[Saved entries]
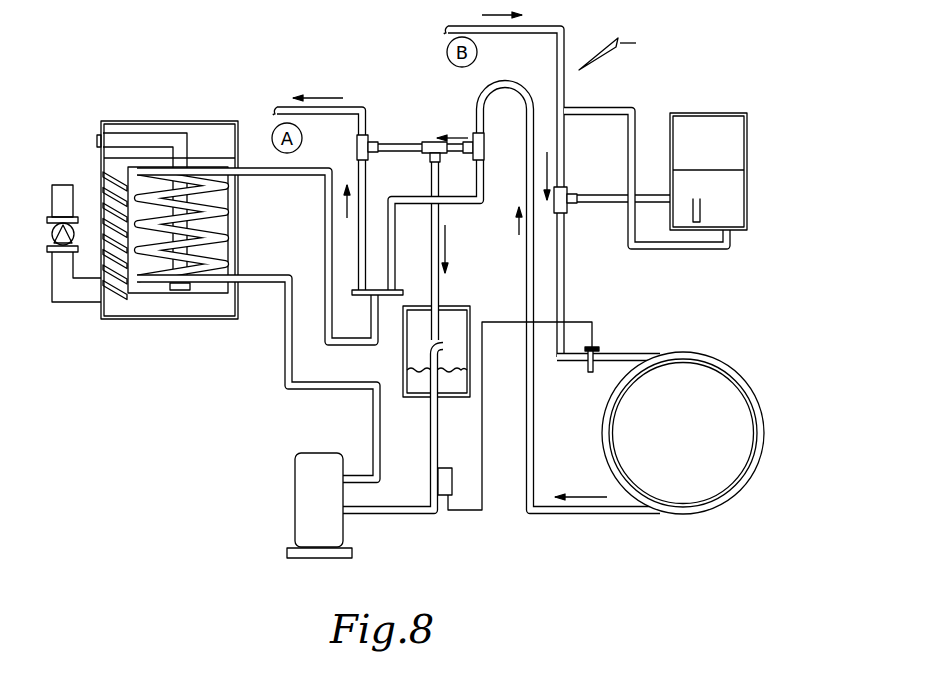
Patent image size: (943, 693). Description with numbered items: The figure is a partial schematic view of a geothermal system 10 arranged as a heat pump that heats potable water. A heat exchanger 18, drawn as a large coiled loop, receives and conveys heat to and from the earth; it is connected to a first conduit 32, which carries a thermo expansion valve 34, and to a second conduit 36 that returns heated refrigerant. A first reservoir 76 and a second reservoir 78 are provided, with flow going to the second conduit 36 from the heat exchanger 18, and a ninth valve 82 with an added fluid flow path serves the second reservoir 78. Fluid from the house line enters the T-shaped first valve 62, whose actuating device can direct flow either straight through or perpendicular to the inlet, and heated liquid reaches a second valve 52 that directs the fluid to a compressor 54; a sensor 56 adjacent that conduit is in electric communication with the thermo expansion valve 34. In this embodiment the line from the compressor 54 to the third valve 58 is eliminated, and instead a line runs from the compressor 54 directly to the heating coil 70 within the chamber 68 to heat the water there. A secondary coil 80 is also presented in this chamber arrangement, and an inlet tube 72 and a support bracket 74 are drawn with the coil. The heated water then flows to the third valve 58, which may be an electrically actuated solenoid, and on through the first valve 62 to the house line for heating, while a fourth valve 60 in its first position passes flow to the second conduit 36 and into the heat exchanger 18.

The system 10 is at (620, 49).
The heat exchanger 18 is at (726, 365).
The first conduit 32 is at (636, 354).
The thermo expansion valve 34 is at (594, 347).
The second conduit 36 is at (563, 514).
The second valve 52 is at (428, 143).
The compressor 54 is at (295, 517).
The sensor 56 is at (453, 490).
The third valve 58 is at (399, 290).
The fourth valve 60 is at (473, 136).
The first valve 62 is at (357, 146).
The chamber 68 is at (158, 293).
The heating coil 70 is at (145, 287).
The inlet tube 72 is at (100, 137).
The support bracket 74 is at (185, 291).
The first reservoir 76 is at (53, 233).
The second reservoir 78 is at (747, 192).
The secondary coil 80 is at (117, 301).
The ninth valve 82 is at (567, 208).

* [Task]: Reproduce all of the data above verbatim, omitting the picture from your output.

* [Answer to the task]:
Patent image size: (943, 693). Description with numbered items: The figure is a partial schematic view of a geothermal system 10 arranged as a heat pump that heats potable water. A heat exchanger 18, drawn as a large coiled loop, receives and conveys heat to and from the earth; it is connected to a first conduit 32, which carries a thermo expansion valve 34, and to a second conduit 36 that returns heated refrigerant. A first reservoir 76 and a second reservoir 78 are provided, with flow going to the second conduit 36 from the heat exchanger 18, and a ninth valve 82 with an added fluid flow path serves the second reservoir 78. Fluid from the house line enters the T-shaped first valve 62, whose actuating device can direct flow either straight through or perpendicular to the inlet, and heated liquid reaches a second valve 52 that directs the fluid to a compressor 54; a sensor 56 adjacent that conduit is in electric communication with the thermo expansion valve 34. In this embodiment the line from the compressor 54 to the third valve 58 is eliminated, and instead a line runs from the compressor 54 directly to the heating coil 70 within the chamber 68 to heat the water there. A secondary coil 80 is also presented in this chamber arrangement, and an inlet tube 72 and a support bracket 74 are drawn with the coil. The heated water then flows to the third valve 58, which may be an electrically actuated solenoid, and on through the first valve 62 to the house line for heating, while a fourth valve 60 in its first position passes flow to the second conduit 36 and into the heat exchanger 18.

The system 10 is at (620, 49).
The heat exchanger 18 is at (726, 365).
The first conduit 32 is at (636, 354).
The thermo expansion valve 34 is at (594, 347).
The second conduit 36 is at (563, 514).
The second valve 52 is at (428, 143).
The compressor 54 is at (295, 517).
The sensor 56 is at (453, 490).
The third valve 58 is at (399, 290).
The fourth valve 60 is at (473, 136).
The first valve 62 is at (357, 146).
The chamber 68 is at (158, 293).
The heating coil 70 is at (145, 287).
The inlet tube 72 is at (100, 137).
The support bracket 74 is at (185, 291).
The first reservoir 76 is at (53, 233).
The second reservoir 78 is at (747, 192).
The secondary coil 80 is at (117, 301).
The ninth valve 82 is at (567, 208).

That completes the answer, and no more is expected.